▶ SHORT EXERCISE
Count the lines in the listing below that contain the string "Inverted", treating uppercase and lowercase as different, and reply with the number alone.

▶ RAW DATA
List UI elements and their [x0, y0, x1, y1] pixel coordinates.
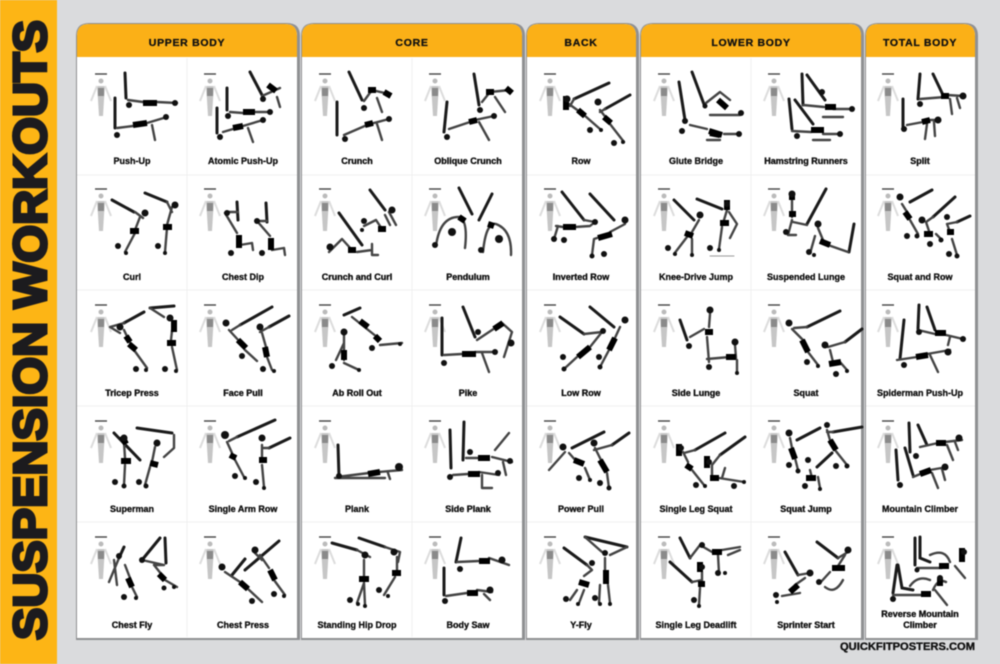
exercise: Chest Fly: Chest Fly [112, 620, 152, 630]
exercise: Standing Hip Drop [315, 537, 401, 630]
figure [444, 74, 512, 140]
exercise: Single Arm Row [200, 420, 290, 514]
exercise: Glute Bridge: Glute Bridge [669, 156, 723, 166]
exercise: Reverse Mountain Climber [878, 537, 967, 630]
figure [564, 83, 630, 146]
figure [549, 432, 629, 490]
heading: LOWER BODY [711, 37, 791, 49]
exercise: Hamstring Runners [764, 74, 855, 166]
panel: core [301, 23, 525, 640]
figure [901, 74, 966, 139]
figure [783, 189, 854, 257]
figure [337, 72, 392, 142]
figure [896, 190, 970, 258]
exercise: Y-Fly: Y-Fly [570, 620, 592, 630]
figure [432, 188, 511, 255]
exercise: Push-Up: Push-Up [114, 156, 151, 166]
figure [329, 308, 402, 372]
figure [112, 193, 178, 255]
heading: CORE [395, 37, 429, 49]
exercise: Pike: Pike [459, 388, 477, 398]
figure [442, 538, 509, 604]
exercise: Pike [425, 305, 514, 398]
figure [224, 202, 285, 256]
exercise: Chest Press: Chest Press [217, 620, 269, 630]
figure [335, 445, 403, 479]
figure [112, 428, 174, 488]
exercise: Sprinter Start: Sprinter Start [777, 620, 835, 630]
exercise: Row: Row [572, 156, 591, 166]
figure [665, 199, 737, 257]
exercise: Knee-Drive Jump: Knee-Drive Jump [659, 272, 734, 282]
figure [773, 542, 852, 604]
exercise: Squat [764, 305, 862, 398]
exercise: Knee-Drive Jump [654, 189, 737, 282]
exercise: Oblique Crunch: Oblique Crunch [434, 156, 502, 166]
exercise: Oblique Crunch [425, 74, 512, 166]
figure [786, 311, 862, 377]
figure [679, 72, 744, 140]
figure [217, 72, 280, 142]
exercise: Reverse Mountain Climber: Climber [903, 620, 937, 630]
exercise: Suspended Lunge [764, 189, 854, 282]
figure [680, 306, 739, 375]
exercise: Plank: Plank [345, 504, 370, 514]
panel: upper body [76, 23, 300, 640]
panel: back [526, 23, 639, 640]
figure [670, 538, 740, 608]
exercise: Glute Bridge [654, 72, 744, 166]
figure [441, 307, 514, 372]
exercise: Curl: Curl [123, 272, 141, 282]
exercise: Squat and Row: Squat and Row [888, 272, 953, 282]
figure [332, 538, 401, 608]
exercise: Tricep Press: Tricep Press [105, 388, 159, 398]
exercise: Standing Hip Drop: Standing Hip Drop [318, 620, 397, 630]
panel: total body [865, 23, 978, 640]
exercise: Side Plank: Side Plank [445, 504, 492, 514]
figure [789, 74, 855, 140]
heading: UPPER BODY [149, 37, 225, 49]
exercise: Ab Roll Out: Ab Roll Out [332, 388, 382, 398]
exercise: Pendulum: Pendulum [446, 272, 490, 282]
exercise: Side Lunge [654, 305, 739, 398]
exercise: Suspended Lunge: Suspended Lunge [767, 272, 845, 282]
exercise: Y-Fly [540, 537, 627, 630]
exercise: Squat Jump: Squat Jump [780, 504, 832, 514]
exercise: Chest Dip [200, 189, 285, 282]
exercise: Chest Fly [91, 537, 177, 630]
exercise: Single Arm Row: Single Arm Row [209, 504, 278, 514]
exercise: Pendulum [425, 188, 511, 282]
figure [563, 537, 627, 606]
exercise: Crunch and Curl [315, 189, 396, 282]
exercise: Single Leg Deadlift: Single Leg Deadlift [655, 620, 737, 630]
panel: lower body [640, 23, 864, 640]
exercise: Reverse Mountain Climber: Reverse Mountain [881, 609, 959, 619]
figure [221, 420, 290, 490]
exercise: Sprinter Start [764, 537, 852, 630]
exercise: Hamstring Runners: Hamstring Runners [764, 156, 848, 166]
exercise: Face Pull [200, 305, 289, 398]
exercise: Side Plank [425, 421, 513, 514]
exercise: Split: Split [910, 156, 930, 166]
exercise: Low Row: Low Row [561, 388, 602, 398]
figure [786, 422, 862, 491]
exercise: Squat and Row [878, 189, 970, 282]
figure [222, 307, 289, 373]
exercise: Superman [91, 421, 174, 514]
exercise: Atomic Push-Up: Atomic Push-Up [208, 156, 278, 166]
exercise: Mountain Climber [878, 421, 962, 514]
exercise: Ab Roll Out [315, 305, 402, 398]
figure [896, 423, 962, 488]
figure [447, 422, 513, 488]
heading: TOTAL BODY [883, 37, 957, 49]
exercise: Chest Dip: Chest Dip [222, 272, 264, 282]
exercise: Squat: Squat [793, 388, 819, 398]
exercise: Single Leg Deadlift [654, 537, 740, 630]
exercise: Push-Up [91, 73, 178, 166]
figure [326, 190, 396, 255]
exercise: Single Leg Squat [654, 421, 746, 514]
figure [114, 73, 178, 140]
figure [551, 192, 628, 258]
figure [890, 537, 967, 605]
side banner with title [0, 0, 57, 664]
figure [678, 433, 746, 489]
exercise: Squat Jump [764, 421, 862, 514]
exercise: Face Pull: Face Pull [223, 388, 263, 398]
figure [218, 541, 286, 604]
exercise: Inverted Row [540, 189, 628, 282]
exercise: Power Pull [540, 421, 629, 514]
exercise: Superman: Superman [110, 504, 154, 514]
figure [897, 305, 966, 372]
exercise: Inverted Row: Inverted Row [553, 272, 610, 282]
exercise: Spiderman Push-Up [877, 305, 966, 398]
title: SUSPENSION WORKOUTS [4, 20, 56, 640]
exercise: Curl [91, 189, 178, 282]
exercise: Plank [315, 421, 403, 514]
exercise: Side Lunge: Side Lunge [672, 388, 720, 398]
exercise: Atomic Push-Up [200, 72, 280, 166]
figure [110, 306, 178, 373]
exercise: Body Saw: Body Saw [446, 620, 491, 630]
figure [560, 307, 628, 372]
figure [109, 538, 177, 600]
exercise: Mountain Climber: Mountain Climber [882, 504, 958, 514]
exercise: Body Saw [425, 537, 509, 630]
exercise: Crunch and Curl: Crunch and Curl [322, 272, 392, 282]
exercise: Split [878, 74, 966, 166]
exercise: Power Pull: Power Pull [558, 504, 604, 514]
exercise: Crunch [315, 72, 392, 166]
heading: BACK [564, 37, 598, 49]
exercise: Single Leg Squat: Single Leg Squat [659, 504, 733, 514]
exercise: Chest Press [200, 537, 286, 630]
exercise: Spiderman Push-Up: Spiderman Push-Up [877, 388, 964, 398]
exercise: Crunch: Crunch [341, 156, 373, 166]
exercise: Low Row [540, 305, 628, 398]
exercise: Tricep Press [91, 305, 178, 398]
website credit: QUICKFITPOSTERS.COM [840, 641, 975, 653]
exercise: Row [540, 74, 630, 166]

▶ COMPLETED EXERCISE
2